═════ Given data

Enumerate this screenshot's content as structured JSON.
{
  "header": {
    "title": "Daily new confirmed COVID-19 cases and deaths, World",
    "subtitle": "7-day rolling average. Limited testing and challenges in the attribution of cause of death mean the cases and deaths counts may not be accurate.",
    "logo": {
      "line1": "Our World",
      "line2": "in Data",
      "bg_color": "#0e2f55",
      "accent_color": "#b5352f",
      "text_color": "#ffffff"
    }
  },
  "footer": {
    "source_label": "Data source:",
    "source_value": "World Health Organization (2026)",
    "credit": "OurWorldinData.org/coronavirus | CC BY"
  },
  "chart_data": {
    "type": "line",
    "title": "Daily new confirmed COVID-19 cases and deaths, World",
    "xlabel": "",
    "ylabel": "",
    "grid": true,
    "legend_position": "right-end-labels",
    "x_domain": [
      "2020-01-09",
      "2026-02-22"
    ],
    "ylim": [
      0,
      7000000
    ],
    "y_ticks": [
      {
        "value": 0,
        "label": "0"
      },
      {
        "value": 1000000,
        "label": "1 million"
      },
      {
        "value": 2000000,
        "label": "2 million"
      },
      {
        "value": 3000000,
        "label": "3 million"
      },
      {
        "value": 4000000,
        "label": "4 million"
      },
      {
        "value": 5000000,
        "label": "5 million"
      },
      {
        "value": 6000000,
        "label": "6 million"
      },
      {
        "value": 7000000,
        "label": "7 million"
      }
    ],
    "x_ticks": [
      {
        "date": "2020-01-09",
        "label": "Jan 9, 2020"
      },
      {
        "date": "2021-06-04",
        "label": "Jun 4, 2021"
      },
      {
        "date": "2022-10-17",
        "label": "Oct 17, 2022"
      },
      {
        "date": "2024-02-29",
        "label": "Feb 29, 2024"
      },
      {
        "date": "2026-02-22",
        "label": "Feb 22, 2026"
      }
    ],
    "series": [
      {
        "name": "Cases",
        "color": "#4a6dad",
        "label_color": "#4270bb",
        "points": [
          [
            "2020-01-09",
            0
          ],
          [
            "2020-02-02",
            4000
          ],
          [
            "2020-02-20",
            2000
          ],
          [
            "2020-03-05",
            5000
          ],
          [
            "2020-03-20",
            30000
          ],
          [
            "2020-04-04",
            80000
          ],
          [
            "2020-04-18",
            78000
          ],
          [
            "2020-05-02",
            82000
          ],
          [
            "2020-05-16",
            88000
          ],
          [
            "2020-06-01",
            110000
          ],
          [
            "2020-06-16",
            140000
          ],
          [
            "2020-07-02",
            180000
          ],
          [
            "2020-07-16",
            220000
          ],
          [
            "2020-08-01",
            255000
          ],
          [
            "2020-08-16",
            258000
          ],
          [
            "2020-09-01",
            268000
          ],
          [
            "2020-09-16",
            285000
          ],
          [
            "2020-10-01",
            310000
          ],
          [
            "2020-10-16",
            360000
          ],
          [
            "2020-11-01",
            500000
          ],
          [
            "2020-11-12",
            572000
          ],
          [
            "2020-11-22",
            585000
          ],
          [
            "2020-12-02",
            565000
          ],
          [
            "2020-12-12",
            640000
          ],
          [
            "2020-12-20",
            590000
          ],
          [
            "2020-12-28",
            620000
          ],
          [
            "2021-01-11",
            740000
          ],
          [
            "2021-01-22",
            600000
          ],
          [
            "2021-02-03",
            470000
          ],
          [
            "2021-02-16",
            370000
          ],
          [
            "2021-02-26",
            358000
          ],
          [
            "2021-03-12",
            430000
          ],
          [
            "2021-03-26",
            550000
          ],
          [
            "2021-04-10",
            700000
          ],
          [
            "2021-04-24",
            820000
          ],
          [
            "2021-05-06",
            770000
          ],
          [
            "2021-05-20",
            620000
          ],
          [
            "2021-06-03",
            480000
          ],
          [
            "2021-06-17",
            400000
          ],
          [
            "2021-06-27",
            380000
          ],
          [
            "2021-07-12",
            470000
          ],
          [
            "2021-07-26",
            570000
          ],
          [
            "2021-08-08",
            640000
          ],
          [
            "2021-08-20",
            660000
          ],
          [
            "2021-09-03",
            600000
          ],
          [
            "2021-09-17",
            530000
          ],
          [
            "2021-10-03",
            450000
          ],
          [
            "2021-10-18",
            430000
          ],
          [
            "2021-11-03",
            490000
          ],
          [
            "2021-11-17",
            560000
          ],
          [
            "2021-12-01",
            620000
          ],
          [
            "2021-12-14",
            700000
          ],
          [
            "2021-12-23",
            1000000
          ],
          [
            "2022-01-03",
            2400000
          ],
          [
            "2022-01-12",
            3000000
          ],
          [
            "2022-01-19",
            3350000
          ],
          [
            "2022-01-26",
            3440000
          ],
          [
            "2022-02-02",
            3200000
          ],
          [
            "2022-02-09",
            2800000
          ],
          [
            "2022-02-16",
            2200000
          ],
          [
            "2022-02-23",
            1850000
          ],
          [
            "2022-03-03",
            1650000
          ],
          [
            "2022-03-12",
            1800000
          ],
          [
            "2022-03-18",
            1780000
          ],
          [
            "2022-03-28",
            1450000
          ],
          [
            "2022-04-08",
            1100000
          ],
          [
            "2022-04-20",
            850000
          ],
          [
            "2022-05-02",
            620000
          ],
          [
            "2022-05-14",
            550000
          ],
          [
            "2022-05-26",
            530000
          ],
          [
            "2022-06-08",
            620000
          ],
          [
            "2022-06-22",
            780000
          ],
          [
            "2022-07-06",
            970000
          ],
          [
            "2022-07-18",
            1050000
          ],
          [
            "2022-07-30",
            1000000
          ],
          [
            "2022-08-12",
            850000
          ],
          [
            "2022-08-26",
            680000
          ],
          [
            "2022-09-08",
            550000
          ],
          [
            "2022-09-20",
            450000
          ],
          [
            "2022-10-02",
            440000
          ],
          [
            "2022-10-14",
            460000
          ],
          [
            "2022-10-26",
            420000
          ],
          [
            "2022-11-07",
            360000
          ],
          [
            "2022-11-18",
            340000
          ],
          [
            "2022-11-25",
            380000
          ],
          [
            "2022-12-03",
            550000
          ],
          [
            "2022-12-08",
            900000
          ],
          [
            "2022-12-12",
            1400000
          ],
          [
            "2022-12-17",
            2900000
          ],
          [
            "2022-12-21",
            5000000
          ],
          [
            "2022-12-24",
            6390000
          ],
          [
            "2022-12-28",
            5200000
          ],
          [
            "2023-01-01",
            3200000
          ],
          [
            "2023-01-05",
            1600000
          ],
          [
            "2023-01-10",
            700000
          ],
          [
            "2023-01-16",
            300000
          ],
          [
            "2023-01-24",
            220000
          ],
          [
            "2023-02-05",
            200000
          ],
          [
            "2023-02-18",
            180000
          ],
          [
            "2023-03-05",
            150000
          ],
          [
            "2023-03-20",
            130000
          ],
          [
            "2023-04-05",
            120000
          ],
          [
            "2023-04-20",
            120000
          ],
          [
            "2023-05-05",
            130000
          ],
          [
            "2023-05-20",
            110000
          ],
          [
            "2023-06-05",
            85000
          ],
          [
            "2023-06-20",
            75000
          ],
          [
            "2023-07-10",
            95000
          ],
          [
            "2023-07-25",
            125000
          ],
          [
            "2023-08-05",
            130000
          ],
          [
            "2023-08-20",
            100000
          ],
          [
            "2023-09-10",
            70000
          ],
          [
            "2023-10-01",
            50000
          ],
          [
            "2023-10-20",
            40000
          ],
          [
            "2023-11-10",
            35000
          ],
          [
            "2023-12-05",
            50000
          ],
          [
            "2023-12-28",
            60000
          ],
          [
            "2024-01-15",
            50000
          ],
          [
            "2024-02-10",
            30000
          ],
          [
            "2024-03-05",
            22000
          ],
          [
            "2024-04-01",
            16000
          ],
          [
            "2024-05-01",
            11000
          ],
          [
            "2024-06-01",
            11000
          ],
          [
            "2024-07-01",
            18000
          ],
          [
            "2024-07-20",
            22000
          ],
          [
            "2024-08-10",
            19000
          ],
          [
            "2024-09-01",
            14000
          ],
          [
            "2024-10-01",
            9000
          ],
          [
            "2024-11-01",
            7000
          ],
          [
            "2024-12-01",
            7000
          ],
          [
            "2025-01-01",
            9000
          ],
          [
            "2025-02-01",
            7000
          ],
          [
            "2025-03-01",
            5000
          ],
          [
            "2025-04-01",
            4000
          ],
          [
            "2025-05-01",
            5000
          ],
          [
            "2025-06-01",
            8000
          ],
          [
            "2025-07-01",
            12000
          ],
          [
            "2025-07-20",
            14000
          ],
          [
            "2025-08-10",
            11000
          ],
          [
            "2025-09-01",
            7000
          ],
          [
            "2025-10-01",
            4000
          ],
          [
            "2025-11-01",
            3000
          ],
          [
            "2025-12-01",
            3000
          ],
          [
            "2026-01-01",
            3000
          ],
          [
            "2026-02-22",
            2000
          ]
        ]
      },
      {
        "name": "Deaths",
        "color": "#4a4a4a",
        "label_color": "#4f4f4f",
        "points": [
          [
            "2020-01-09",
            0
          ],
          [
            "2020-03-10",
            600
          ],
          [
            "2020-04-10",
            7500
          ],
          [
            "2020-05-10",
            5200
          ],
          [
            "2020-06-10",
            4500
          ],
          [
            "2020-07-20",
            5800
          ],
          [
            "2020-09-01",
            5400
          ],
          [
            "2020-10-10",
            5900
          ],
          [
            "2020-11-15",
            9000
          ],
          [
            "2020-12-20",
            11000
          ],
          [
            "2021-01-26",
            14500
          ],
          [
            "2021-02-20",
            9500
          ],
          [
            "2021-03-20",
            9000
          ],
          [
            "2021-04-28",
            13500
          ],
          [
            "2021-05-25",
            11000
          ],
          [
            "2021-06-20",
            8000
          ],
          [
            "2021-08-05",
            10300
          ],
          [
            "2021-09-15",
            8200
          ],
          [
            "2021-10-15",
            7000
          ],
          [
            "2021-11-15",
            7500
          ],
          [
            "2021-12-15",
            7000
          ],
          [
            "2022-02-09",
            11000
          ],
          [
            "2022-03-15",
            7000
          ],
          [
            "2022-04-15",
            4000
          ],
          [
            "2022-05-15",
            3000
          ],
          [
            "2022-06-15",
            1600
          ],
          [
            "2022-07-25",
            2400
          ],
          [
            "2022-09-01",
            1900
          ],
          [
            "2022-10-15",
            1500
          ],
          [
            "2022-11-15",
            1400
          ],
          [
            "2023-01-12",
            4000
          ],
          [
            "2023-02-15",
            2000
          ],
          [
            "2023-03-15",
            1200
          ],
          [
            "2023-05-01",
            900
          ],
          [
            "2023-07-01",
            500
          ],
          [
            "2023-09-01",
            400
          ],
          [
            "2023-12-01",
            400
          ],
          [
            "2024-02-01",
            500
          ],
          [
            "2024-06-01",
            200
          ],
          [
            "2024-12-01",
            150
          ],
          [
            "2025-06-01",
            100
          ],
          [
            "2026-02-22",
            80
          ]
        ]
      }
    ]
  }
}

══════════
═════ Given data

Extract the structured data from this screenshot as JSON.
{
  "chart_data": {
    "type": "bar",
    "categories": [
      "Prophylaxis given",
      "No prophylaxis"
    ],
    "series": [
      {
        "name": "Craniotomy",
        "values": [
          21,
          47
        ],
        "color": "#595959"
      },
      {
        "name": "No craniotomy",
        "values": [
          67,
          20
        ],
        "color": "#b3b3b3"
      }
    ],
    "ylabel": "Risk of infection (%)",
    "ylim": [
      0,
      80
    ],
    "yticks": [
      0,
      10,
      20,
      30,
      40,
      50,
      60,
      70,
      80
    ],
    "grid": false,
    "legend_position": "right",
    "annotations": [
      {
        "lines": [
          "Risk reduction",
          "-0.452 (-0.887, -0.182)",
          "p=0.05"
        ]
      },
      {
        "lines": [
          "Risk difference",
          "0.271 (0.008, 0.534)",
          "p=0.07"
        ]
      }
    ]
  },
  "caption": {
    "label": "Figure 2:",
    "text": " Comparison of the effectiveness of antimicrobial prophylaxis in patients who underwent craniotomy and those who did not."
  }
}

══════════
═════ Given data

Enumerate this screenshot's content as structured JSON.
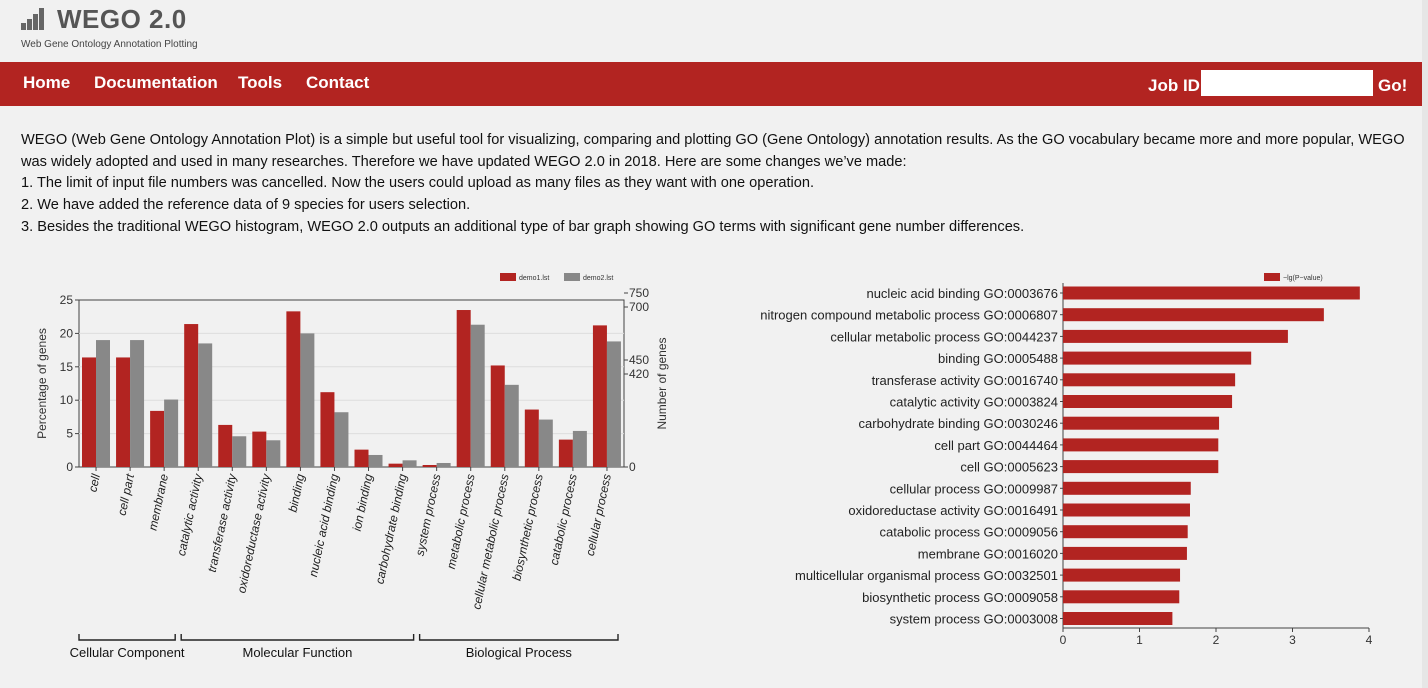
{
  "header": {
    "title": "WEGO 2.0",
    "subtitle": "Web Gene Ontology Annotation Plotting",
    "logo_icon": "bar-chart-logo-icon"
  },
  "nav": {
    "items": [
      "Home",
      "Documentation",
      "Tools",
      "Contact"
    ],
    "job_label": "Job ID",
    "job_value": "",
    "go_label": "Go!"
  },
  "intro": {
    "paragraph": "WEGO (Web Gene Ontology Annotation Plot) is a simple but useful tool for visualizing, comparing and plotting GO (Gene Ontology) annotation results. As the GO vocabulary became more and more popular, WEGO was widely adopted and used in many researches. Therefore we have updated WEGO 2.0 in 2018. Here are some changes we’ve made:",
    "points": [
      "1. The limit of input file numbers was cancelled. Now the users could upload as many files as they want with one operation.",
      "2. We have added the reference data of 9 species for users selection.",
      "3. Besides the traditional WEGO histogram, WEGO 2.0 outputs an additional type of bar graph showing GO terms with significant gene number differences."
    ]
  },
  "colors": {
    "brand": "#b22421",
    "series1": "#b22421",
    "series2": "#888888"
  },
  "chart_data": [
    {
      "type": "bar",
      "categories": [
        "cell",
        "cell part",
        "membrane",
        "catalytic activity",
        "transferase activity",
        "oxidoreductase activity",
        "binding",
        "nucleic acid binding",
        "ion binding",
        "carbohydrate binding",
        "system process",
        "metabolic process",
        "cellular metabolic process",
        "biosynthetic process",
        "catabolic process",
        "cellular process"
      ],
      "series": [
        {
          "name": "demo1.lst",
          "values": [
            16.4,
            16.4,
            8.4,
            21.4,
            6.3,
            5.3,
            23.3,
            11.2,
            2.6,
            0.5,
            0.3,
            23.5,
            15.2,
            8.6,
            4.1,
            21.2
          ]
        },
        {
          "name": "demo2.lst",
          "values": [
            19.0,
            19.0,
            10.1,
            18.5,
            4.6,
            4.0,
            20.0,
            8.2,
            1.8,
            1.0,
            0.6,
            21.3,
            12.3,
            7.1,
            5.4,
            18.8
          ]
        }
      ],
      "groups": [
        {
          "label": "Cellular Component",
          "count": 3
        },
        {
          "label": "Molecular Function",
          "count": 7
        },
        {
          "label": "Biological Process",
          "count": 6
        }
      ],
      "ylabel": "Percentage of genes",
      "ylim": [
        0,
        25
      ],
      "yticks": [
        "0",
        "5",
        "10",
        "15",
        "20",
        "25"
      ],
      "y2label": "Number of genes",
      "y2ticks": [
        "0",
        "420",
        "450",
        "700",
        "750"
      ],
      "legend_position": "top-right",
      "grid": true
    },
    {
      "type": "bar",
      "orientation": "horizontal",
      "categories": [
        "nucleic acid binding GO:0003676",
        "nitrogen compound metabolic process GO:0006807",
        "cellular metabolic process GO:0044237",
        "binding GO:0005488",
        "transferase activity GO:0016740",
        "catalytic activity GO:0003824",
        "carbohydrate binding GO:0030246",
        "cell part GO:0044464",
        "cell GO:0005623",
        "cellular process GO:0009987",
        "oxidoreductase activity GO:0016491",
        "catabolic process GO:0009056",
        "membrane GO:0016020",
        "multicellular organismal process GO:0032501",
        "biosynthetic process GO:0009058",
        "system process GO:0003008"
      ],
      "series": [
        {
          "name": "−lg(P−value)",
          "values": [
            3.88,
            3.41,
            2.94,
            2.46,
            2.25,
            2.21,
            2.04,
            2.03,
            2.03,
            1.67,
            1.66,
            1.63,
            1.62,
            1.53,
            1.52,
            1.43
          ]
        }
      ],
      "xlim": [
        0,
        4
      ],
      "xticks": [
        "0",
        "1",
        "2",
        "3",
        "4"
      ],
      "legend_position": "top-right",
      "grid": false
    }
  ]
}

══════════

What is needed
Should a line in the material contain "ylabel", copy it.

Output of the exercise
    "ylabel": "",
    "ylabel": "Risk of infection (%)",
      "ylabel": "Percentage of genes",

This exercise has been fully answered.